> [What the exercise asks]
Each entry must be reproduced precisely as it stands.

> [The records]
•••

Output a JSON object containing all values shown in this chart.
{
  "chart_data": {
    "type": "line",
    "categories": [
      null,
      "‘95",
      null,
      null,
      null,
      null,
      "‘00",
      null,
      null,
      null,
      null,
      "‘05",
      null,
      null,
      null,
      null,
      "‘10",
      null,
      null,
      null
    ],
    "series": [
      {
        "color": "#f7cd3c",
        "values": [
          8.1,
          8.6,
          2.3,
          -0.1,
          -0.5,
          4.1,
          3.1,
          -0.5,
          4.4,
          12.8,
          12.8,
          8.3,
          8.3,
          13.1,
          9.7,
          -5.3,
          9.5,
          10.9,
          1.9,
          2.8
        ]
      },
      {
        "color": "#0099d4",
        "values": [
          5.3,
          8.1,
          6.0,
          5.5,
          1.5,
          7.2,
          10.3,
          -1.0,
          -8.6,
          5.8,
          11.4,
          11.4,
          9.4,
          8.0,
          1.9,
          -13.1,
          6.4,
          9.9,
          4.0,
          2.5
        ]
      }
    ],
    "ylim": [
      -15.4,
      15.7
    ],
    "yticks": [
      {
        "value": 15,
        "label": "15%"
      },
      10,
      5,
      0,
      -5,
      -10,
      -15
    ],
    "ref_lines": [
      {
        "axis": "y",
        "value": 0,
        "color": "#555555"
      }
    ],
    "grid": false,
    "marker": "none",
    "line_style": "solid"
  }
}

•••

> [Task solution]
Output a JSON object containing all values shown in this chart.
{
  "chart_data": {
    "type": "line",
    "categories": [
      null,
      "‘95",
      null,
      null,
      null,
      null,
      "‘00",
      null,
      null,
      null,
      null,
      "‘05",
      null,
      null,
      null,
      null,
      "‘10",
      null,
      null,
      null
    ],
    "series": [
      {
        "color": "#f7cd3c",
        "values": [
          8.1,
          8.6,
          2.3,
          -0.1,
          -0.5,
          4.1,
          3.1,
          -0.5,
          4.4,
          12.8,
          12.8,
          8.3,
          8.3,
          13.1,
          9.7,
          -5.3,
          9.5,
          10.9,
          1.9,
          2.8
        ]
      },
      {
        "color": "#0099d4",
        "values": [
          5.3,
          8.1,
          6.0,
          5.5,
          1.5,
          7.2,
          10.3,
          -1.0,
          -8.6,
          5.8,
          11.4,
          11.4,
          9.4,
          8.0,
          1.9,
          -13.1,
          6.4,
          9.9,
          4.0,
          2.5
        ]
      }
    ],
    "ylim": [
      -15.4,
      15.7
    ],
    "yticks": [
      {
        "value": 15,
        "label": "15%"
      },
      10,
      5,
      0,
      -5,
      -10,
      -15
    ],
    "ref_lines": [
      {
        "axis": "y",
        "value": 0,
        "color": "#555555"
      }
    ],
    "grid": false,
    "marker": "none",
    "line_style": "solid"
  }
}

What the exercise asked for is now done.